▶ DATA TO USE:
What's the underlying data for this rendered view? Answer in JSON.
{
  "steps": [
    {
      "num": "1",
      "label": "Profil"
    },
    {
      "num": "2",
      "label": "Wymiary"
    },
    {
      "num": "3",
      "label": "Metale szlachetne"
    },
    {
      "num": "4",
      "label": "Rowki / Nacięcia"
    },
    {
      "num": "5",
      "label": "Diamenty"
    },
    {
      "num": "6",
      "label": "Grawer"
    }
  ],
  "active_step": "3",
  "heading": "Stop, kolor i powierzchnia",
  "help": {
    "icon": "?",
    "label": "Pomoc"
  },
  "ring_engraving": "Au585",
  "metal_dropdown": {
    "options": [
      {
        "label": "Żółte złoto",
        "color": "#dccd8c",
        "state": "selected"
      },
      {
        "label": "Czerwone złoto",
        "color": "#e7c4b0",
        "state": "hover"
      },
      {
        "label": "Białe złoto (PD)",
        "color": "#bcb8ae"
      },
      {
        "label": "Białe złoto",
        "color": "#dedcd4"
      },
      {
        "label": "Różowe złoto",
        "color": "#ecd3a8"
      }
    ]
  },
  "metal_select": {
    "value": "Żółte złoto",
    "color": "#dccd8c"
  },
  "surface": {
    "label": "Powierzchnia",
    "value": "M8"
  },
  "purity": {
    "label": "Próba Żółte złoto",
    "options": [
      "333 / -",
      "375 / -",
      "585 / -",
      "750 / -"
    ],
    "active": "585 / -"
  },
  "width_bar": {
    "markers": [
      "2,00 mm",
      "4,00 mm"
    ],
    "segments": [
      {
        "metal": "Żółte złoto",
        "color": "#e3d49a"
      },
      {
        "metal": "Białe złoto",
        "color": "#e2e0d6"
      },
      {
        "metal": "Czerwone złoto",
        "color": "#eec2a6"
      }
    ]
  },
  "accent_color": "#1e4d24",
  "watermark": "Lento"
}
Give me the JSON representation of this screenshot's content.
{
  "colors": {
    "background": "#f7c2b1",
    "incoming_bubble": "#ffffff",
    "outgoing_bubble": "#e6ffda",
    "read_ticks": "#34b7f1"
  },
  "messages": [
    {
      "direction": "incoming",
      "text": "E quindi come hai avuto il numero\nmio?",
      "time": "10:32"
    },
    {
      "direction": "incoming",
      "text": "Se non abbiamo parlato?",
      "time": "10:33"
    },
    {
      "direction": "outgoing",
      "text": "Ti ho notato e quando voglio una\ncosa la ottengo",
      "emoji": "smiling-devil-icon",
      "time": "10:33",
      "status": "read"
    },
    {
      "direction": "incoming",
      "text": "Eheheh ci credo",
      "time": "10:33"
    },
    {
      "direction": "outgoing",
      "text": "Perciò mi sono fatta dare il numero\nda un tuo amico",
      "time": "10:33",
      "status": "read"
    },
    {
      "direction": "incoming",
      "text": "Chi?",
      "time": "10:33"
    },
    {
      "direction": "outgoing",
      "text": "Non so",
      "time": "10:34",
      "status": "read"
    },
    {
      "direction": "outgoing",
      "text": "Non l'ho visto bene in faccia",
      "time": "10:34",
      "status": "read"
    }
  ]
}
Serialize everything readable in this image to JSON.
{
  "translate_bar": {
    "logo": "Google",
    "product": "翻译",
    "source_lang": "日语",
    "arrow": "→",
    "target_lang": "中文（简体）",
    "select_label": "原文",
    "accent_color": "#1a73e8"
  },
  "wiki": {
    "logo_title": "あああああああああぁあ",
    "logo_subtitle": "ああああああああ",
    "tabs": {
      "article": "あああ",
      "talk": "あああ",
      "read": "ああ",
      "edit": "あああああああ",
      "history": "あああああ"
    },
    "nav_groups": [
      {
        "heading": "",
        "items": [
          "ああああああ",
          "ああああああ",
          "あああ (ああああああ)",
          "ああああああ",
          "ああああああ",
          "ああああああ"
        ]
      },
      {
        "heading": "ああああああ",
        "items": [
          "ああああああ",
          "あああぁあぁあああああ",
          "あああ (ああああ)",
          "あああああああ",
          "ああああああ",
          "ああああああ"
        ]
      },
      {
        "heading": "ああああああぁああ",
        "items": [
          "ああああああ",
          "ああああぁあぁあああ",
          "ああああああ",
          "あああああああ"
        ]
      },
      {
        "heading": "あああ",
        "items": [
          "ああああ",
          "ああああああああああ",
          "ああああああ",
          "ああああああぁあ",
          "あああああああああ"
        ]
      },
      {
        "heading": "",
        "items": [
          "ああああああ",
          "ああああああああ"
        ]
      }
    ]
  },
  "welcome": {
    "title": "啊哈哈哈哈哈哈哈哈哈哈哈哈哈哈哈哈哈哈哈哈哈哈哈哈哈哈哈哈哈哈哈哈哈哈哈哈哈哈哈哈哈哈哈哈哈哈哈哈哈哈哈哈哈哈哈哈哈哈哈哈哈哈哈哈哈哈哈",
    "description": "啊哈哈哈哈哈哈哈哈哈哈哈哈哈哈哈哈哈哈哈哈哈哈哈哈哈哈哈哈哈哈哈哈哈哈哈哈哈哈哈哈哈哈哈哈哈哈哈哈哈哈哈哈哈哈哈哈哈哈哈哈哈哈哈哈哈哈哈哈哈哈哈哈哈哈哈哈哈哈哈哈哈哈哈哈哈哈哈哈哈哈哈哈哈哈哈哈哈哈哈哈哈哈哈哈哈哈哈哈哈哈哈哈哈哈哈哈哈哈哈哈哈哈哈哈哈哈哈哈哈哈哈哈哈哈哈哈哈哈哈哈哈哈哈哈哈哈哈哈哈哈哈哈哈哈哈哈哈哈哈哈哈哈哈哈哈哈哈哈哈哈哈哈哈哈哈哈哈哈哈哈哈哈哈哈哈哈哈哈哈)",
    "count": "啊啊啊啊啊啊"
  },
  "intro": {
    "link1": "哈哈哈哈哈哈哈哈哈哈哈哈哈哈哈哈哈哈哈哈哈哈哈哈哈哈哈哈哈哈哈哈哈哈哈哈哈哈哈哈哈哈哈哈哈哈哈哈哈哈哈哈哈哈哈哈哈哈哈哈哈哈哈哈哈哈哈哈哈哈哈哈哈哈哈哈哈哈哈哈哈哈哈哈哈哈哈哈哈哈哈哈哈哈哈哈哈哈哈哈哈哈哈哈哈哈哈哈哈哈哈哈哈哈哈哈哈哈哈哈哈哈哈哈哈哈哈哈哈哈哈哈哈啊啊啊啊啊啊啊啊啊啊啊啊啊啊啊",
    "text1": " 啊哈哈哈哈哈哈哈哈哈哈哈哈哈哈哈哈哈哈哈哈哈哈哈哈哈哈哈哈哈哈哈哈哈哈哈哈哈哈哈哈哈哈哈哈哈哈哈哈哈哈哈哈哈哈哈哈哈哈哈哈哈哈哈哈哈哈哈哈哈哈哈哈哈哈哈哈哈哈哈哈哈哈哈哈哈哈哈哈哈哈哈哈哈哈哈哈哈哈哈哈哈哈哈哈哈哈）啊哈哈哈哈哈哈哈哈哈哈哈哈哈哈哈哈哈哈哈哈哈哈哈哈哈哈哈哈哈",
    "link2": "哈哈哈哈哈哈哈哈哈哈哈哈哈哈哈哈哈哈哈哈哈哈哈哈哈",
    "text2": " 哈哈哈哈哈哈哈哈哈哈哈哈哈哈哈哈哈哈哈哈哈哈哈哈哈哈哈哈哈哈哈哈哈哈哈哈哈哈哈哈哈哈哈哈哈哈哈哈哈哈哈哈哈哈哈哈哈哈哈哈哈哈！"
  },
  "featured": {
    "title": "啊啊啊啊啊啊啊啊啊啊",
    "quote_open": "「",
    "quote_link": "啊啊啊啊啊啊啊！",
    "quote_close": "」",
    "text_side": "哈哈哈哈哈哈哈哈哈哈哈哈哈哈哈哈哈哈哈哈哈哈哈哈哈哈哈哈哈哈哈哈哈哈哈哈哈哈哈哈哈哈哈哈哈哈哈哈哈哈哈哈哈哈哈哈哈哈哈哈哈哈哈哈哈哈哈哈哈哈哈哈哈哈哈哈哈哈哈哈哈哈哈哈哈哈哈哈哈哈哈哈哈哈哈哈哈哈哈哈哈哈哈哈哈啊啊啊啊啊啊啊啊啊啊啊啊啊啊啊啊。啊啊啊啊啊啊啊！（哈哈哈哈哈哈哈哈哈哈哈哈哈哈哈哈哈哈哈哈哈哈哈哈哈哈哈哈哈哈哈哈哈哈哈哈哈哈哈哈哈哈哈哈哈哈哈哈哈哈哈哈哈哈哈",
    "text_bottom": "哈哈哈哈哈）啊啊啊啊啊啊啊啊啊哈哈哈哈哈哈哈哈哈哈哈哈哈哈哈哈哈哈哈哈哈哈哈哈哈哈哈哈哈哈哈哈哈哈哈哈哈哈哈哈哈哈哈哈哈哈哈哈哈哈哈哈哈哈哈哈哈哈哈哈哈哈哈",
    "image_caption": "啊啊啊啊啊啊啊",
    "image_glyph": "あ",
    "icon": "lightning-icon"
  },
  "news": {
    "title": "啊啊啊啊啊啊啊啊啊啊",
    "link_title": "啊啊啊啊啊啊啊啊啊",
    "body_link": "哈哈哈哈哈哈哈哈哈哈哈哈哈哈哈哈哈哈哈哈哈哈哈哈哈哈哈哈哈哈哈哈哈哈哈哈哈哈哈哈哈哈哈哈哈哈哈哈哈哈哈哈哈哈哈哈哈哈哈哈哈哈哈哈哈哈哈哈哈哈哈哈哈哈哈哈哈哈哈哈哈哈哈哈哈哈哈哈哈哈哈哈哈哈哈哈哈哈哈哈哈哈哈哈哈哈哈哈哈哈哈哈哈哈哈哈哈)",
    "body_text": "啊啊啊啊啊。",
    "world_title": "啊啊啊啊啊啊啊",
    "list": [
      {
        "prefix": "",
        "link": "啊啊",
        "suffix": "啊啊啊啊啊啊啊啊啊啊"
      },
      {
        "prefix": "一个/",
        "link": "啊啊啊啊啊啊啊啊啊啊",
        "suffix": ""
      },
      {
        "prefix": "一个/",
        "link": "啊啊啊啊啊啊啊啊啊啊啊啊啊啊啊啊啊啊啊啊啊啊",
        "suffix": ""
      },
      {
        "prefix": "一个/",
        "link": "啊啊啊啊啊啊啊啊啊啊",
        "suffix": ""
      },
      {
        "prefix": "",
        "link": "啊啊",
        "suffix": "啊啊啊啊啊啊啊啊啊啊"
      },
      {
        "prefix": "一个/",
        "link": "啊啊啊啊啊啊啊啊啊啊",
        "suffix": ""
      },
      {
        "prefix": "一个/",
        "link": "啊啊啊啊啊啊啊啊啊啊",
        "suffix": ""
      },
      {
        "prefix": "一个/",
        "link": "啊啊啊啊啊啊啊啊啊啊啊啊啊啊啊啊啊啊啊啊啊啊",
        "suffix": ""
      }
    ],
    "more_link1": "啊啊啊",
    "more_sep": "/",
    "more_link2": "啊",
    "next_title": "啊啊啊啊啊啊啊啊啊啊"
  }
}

▶ EXERCISE DESCRIPTION: Report each line in the data that holds the word "icon".

▶ SOLUTION FOR THIS PROBLEM:
    "icon": "?",
      "emoji": "smiling-devil-icon",
    "icon": "lightning-icon"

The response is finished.